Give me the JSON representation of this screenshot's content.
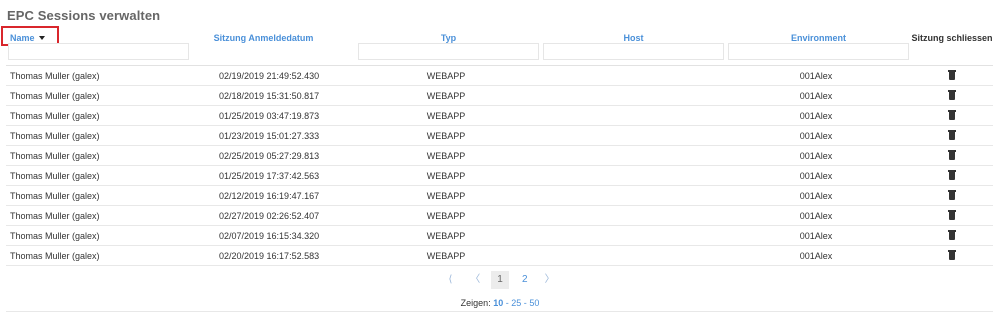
{
  "page_title": "EPC Sessions verwalten",
  "columns": {
    "name": "Name",
    "date": "Sitzung Anmeldedatum",
    "typ": "Typ",
    "host": "Host",
    "environment": "Environment",
    "close": "Sitzung schliessen"
  },
  "rows": [
    {
      "name": "Thomas Muller (galex)",
      "date": "02/19/2019  21:49:52.430",
      "typ": "WEBAPP",
      "host": "",
      "env": "001Alex"
    },
    {
      "name": "Thomas Muller (galex)",
      "date": "02/18/2019  15:31:50.817",
      "typ": "WEBAPP",
      "host": "",
      "env": "001Alex"
    },
    {
      "name": "Thomas Muller (galex)",
      "date": "01/25/2019  03:47:19.873",
      "typ": "WEBAPP",
      "host": "",
      "env": "001Alex"
    },
    {
      "name": "Thomas Muller (galex)",
      "date": "01/23/2019  15:01:27.333",
      "typ": "WEBAPP",
      "host": "",
      "env": "001Alex"
    },
    {
      "name": "Thomas Muller (galex)",
      "date": "02/25/2019  05:27:29.813",
      "typ": "WEBAPP",
      "host": "",
      "env": "001Alex"
    },
    {
      "name": "Thomas Muller (galex)",
      "date": "01/25/2019  17:37:42.563",
      "typ": "WEBAPP",
      "host": "",
      "env": "001Alex"
    },
    {
      "name": "Thomas Muller (galex)",
      "date": "02/12/2019  16:19:47.167",
      "typ": "WEBAPP",
      "host": "",
      "env": "001Alex"
    },
    {
      "name": "Thomas Muller (galex)",
      "date": "02/27/2019  02:26:52.407",
      "typ": "WEBAPP",
      "host": "",
      "env": "001Alex"
    },
    {
      "name": "Thomas Muller (galex)",
      "date": "02/07/2019  16:15:34.320",
      "typ": "WEBAPP",
      "host": "",
      "env": "001Alex"
    },
    {
      "name": "Thomas Muller (galex)",
      "date": "02/20/2019  16:17:52.583",
      "typ": "WEBAPP",
      "host": "",
      "env": "001Alex"
    }
  ],
  "pagination": {
    "first": "⟨",
    "prev": "〈",
    "pages": [
      "1",
      "2"
    ],
    "active_page": "1",
    "next": "〉"
  },
  "page_size": {
    "label": "Zeigen:",
    "options": [
      "10",
      "25",
      "50"
    ],
    "selected": "10"
  },
  "icons": {
    "sort": "sort-desc-caret",
    "delete": "trash-icon"
  },
  "colors": {
    "link": "#4a90d9",
    "highlight": "#d9262c"
  }
}
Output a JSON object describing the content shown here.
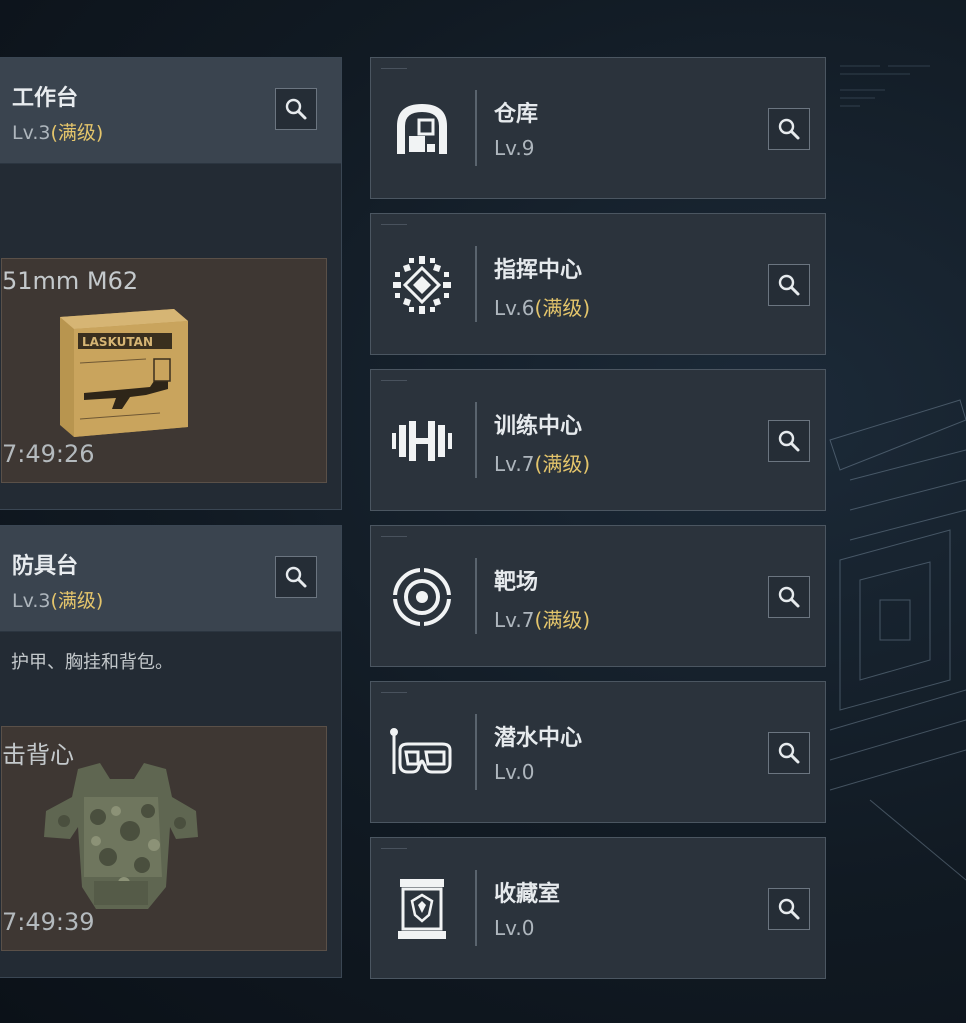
{
  "left_cards": [
    {
      "title": "工作台",
      "level": "Lv.3",
      "maxed_label": "(满级)",
      "item_name": "51mm M62",
      "timer": "7:49:26",
      "item_icon": "ammo-box-icon"
    },
    {
      "title": "防具台",
      "level": "Lv.3",
      "maxed_label": "(满级)",
      "description": "护甲、胸挂和背包。",
      "item_name": "击背心",
      "timer": "7:49:39",
      "item_icon": "body-armor-icon"
    }
  ],
  "facilities": [
    {
      "name": "仓库",
      "level": "Lv.9",
      "maxed_label": "",
      "icon": "warehouse-icon"
    },
    {
      "name": "指挥中心",
      "level": "Lv.6",
      "maxed_label": "(满级)",
      "icon": "command-chip-icon"
    },
    {
      "name": "训练中心",
      "level": "Lv.7",
      "maxed_label": "(满级)",
      "icon": "dumbbell-icon"
    },
    {
      "name": "靶场",
      "level": "Lv.7",
      "maxed_label": "(满级)",
      "icon": "target-icon"
    },
    {
      "name": "潜水中心",
      "level": "Lv.0",
      "maxed_label": "",
      "icon": "dive-mask-icon"
    },
    {
      "name": "收藏室",
      "level": "Lv.0",
      "maxed_label": "",
      "icon": "display-case-icon"
    }
  ],
  "colors": {
    "maxed": "#e4c56b",
    "card_bg": "#2b333c",
    "header_bg": "#3a444f",
    "panel_bg": "#3e3733"
  }
}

Your instructions
Write the entries above out again exactly, but not the pictures.

Output for this exercise
Give me the JSON representation of this screenshot's content.
{
  "page_title": "EPC Sessions verwalten",
  "columns": {
    "name": "Name",
    "date": "Sitzung Anmeldedatum",
    "typ": "Typ",
    "host": "Host",
    "environment": "Environment",
    "close": "Sitzung schliessen"
  },
  "rows": [
    {
      "name": "Thomas Muller (galex)",
      "date": "02/19/2019  21:49:52.430",
      "typ": "WEBAPP",
      "host": "",
      "env": "001Alex"
    },
    {
      "name": "Thomas Muller (galex)",
      "date": "02/18/2019  15:31:50.817",
      "typ": "WEBAPP",
      "host": "",
      "env": "001Alex"
    },
    {
      "name": "Thomas Muller (galex)",
      "date": "01/25/2019  03:47:19.873",
      "typ": "WEBAPP",
      "host": "",
      "env": "001Alex"
    },
    {
      "name": "Thomas Muller (galex)",
      "date": "01/23/2019  15:01:27.333",
      "typ": "WEBAPP",
      "host": "",
      "env": "001Alex"
    },
    {
      "name": "Thomas Muller (galex)",
      "date": "02/25/2019  05:27:29.813",
      "typ": "WEBAPP",
      "host": "",
      "env": "001Alex"
    },
    {
      "name": "Thomas Muller (galex)",
      "date": "01/25/2019  17:37:42.563",
      "typ": "WEBAPP",
      "host": "",
      "env": "001Alex"
    },
    {
      "name": "Thomas Muller (galex)",
      "date": "02/12/2019  16:19:47.167",
      "typ": "WEBAPP",
      "host": "",
      "env": "001Alex"
    },
    {
      "name": "Thomas Muller (galex)",
      "date": "02/27/2019  02:26:52.407",
      "typ": "WEBAPP",
      "host": "",
      "env": "001Alex"
    },
    {
      "name": "Thomas Muller (galex)",
      "date": "02/07/2019  16:15:34.320",
      "typ": "WEBAPP",
      "host": "",
      "env": "001Alex"
    },
    {
      "name": "Thomas Muller (galex)",
      "date": "02/20/2019  16:17:52.583",
      "typ": "WEBAPP",
      "host": "",
      "env": "001Alex"
    }
  ],
  "pagination": {
    "first": "⟨",
    "prev": "〈",
    "pages": [
      "1",
      "2"
    ],
    "active_page": "1",
    "next": "〉"
  },
  "page_size": {
    "label": "Zeigen:",
    "options": [
      "10",
      "25",
      "50"
    ],
    "selected": "10"
  },
  "icons": {
    "sort": "sort-desc-caret",
    "delete": "trash-icon"
  },
  "colors": {
    "link": "#4a90d9",
    "highlight": "#d9262c"
  }
}
Output a JSON object describing the content shown here.
{
  "left_cards": [
    {
      "title": "工作台",
      "level": "Lv.3",
      "maxed_label": "(满级)",
      "item_name": "51mm M62",
      "timer": "7:49:26",
      "item_icon": "ammo-box-icon"
    },
    {
      "title": "防具台",
      "level": "Lv.3",
      "maxed_label": "(满级)",
      "description": "护甲、胸挂和背包。",
      "item_name": "击背心",
      "timer": "7:49:39",
      "item_icon": "body-armor-icon"
    }
  ],
  "facilities": [
    {
      "name": "仓库",
      "level": "Lv.9",
      "maxed_label": "",
      "icon": "warehouse-icon"
    },
    {
      "name": "指挥中心",
      "level": "Lv.6",
      "maxed_label": "(满级)",
      "icon": "command-chip-icon"
    },
    {
      "name": "训练中心",
      "level": "Lv.7",
      "maxed_label": "(满级)",
      "icon": "dumbbell-icon"
    },
    {
      "name": "靶场",
      "level": "Lv.7",
      "maxed_label": "(满级)",
      "icon": "target-icon"
    },
    {
      "name": "潜水中心",
      "level": "Lv.0",
      "maxed_label": "",
      "icon": "dive-mask-icon"
    },
    {
      "name": "收藏室",
      "level": "Lv.0",
      "maxed_label": "",
      "icon": "display-case-icon"
    }
  ],
  "colors": {
    "maxed": "#e4c56b",
    "card_bg": "#2b333c",
    "header_bg": "#3a444f",
    "panel_bg": "#3e3733"
  }
}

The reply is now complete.